▶ _Entries shown_
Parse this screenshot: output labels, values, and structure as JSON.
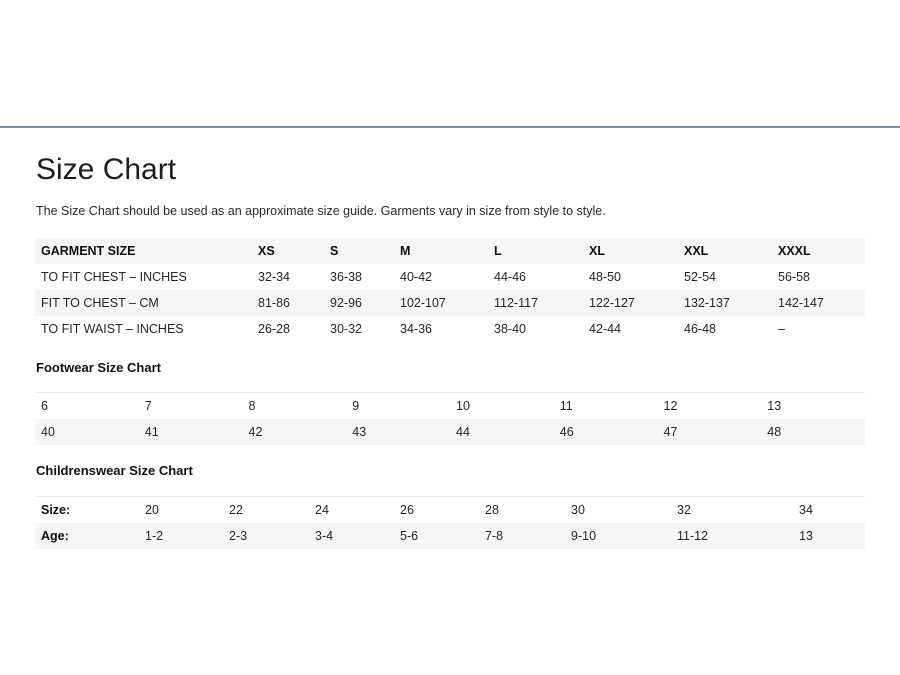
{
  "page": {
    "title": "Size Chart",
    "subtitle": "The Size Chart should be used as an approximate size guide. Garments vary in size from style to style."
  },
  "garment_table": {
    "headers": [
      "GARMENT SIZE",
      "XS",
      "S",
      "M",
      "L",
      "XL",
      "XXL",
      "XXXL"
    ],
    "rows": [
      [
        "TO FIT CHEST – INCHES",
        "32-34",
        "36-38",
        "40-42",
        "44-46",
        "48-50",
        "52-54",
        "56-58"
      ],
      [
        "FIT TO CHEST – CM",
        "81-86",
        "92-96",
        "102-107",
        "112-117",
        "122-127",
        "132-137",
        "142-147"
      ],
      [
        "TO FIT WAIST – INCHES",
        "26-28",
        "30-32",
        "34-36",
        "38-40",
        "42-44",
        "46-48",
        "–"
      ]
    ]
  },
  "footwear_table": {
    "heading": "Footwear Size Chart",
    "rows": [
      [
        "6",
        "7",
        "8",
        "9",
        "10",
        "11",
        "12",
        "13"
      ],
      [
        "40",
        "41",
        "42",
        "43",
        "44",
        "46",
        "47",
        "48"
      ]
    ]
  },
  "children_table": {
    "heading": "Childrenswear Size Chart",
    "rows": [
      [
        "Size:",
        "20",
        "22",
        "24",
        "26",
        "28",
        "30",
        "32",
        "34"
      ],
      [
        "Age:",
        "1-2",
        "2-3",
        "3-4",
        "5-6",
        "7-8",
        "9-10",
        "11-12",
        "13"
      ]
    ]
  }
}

▶ _Requirements_
Scan the material above. Extract every line in which the word "Chart" occurs.

▶ _Result of the exercise_
    "title": "Size Chart",
    "subtitle": "The Size Chart should be used as an approximate size guide. Garments vary in size from style to style."
    "heading": "Footwear Size Chart",
    "heading": "Childrenswear Size Chart",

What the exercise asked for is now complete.